#### Supplied material ####

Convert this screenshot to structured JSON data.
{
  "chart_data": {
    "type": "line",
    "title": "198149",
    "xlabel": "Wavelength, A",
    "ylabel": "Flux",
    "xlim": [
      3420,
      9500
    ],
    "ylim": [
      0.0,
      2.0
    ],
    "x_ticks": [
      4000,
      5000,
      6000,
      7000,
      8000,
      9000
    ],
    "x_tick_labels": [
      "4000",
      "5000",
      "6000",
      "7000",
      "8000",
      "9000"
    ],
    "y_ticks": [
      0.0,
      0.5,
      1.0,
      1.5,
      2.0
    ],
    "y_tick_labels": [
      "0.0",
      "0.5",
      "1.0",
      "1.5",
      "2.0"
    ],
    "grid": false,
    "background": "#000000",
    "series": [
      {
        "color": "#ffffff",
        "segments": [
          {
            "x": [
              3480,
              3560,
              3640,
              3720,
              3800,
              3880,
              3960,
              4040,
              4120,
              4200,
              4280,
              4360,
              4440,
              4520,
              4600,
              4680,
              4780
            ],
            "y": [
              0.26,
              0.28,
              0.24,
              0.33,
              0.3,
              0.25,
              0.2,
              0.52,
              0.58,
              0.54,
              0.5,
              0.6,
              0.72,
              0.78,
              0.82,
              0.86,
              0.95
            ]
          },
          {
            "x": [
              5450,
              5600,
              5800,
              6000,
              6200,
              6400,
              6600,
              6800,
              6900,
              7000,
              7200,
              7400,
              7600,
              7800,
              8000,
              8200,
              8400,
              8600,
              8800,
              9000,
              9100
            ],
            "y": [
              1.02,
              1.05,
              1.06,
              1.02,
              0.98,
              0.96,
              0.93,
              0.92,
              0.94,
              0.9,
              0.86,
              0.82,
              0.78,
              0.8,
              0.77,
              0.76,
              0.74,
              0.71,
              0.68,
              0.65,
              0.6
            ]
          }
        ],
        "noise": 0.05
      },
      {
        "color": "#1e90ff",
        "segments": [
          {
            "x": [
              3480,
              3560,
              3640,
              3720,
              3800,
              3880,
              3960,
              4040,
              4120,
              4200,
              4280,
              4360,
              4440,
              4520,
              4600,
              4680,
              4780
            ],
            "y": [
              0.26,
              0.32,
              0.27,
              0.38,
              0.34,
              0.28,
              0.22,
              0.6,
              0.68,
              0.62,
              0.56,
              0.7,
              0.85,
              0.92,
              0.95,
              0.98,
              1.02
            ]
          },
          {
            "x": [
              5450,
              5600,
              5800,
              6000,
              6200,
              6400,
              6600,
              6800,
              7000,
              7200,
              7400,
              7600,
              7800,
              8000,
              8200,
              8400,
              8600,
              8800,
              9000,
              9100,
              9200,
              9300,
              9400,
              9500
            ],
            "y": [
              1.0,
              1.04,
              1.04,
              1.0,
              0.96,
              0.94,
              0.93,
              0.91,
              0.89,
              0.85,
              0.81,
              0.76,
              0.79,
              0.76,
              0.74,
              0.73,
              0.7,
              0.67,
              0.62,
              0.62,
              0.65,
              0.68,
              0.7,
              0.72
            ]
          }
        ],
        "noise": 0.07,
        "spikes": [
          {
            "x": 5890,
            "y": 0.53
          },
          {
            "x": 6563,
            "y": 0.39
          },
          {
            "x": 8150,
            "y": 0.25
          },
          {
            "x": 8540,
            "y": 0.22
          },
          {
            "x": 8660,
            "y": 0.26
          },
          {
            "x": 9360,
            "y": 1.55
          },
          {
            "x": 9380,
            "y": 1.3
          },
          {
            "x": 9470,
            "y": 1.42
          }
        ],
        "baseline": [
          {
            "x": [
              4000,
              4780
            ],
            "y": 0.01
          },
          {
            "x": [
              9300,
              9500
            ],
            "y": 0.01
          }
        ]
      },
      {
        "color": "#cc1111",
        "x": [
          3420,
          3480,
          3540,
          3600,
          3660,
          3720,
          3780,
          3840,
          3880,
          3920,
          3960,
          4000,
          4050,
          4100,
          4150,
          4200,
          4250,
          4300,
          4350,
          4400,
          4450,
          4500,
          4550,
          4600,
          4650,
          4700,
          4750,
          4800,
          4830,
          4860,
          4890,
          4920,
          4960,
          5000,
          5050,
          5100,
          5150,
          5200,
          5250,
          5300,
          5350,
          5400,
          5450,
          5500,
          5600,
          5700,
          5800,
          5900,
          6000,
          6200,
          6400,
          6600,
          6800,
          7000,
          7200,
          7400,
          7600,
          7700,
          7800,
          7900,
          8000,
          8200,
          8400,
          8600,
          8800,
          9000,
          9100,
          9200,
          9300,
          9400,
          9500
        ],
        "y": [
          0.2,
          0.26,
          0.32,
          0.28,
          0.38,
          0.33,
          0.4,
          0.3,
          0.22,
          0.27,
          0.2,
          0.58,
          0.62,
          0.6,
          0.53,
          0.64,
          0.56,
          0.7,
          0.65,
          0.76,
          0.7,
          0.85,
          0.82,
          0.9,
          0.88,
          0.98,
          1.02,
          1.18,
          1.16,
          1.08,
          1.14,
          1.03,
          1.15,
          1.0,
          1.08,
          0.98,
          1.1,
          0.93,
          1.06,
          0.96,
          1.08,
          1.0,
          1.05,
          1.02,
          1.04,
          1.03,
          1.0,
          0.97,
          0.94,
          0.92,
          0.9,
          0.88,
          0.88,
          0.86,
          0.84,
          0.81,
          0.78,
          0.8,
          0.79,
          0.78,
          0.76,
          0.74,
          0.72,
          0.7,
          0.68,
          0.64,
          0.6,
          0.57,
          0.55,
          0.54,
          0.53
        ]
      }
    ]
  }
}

####

→ Required work
Print out every record again, exactly and in full.

→ Answer to this task
Convert this screenshot to structured JSON data.
{
  "chart_data": {
    "type": "line",
    "title": "198149",
    "xlabel": "Wavelength, A",
    "ylabel": "Flux",
    "xlim": [
      3420,
      9500
    ],
    "ylim": [
      0.0,
      2.0
    ],
    "x_ticks": [
      4000,
      5000,
      6000,
      7000,
      8000,
      9000
    ],
    "x_tick_labels": [
      "4000",
      "5000",
      "6000",
      "7000",
      "8000",
      "9000"
    ],
    "y_ticks": [
      0.0,
      0.5,
      1.0,
      1.5,
      2.0
    ],
    "y_tick_labels": [
      "0.0",
      "0.5",
      "1.0",
      "1.5",
      "2.0"
    ],
    "grid": false,
    "background": "#000000",
    "series": [
      {
        "color": "#ffffff",
        "segments": [
          {
            "x": [
              3480,
              3560,
              3640,
              3720,
              3800,
              3880,
              3960,
              4040,
              4120,
              4200,
              4280,
              4360,
              4440,
              4520,
              4600,
              4680,
              4780
            ],
            "y": [
              0.26,
              0.28,
              0.24,
              0.33,
              0.3,
              0.25,
              0.2,
              0.52,
              0.58,
              0.54,
              0.5,
              0.6,
              0.72,
              0.78,
              0.82,
              0.86,
              0.95
            ]
          },
          {
            "x": [
              5450,
              5600,
              5800,
              6000,
              6200,
              6400,
              6600,
              6800,
              6900,
              7000,
              7200,
              7400,
              7600,
              7800,
              8000,
              8200,
              8400,
              8600,
              8800,
              9000,
              9100
            ],
            "y": [
              1.02,
              1.05,
              1.06,
              1.02,
              0.98,
              0.96,
              0.93,
              0.92,
              0.94,
              0.9,
              0.86,
              0.82,
              0.78,
              0.8,
              0.77,
              0.76,
              0.74,
              0.71,
              0.68,
              0.65,
              0.6
            ]
          }
        ],
        "noise": 0.05
      },
      {
        "color": "#1e90ff",
        "segments": [
          {
            "x": [
              3480,
              3560,
              3640,
              3720,
              3800,
              3880,
              3960,
              4040,
              4120,
              4200,
              4280,
              4360,
              4440,
              4520,
              4600,
              4680,
              4780
            ],
            "y": [
              0.26,
              0.32,
              0.27,
              0.38,
              0.34,
              0.28,
              0.22,
              0.6,
              0.68,
              0.62,
              0.56,
              0.7,
              0.85,
              0.92,
              0.95,
              0.98,
              1.02
            ]
          },
          {
            "x": [
              5450,
              5600,
              5800,
              6000,
              6200,
              6400,
              6600,
              6800,
              7000,
              7200,
              7400,
              7600,
              7800,
              8000,
              8200,
              8400,
              8600,
              8800,
              9000,
              9100,
              9200,
              9300,
              9400,
              9500
            ],
            "y": [
              1.0,
              1.04,
              1.04,
              1.0,
              0.96,
              0.94,
              0.93,
              0.91,
              0.89,
              0.85,
              0.81,
              0.76,
              0.79,
              0.76,
              0.74,
              0.73,
              0.7,
              0.67,
              0.62,
              0.62,
              0.65,
              0.68,
              0.7,
              0.72
            ]
          }
        ],
        "noise": 0.07,
        "spikes": [
          {
            "x": 5890,
            "y": 0.53
          },
          {
            "x": 6563,
            "y": 0.39
          },
          {
            "x": 8150,
            "y": 0.25
          },
          {
            "x": 8540,
            "y": 0.22
          },
          {
            "x": 8660,
            "y": 0.26
          },
          {
            "x": 9360,
            "y": 1.55
          },
          {
            "x": 9380,
            "y": 1.3
          },
          {
            "x": 9470,
            "y": 1.42
          }
        ],
        "baseline": [
          {
            "x": [
              4000,
              4780
            ],
            "y": 0.01
          },
          {
            "x": [
              9300,
              9500
            ],
            "y": 0.01
          }
        ]
      },
      {
        "color": "#cc1111",
        "x": [
          3420,
          3480,
          3540,
          3600,
          3660,
          3720,
          3780,
          3840,
          3880,
          3920,
          3960,
          4000,
          4050,
          4100,
          4150,
          4200,
          4250,
          4300,
          4350,
          4400,
          4450,
          4500,
          4550,
          4600,
          4650,
          4700,
          4750,
          4800,
          4830,
          4860,
          4890,
          4920,
          4960,
          5000,
          5050,
          5100,
          5150,
          5200,
          5250,
          5300,
          5350,
          5400,
          5450,
          5500,
          5600,
          5700,
          5800,
          5900,
          6000,
          6200,
          6400,
          6600,
          6800,
          7000,
          7200,
          7400,
          7600,
          7700,
          7800,
          7900,
          8000,
          8200,
          8400,
          8600,
          8800,
          9000,
          9100,
          9200,
          9300,
          9400,
          9500
        ],
        "y": [
          0.2,
          0.26,
          0.32,
          0.28,
          0.38,
          0.33,
          0.4,
          0.3,
          0.22,
          0.27,
          0.2,
          0.58,
          0.62,
          0.6,
          0.53,
          0.64,
          0.56,
          0.7,
          0.65,
          0.76,
          0.7,
          0.85,
          0.82,
          0.9,
          0.88,
          0.98,
          1.02,
          1.18,
          1.16,
          1.08,
          1.14,
          1.03,
          1.15,
          1.0,
          1.08,
          0.98,
          1.1,
          0.93,
          1.06,
          0.96,
          1.08,
          1.0,
          1.05,
          1.02,
          1.04,
          1.03,
          1.0,
          0.97,
          0.94,
          0.92,
          0.9,
          0.88,
          0.88,
          0.86,
          0.84,
          0.81,
          0.78,
          0.8,
          0.79,
          0.78,
          0.76,
          0.74,
          0.72,
          0.7,
          0.68,
          0.64,
          0.6,
          0.57,
          0.55,
          0.54,
          0.53
        ]
      }
    ]
  }
}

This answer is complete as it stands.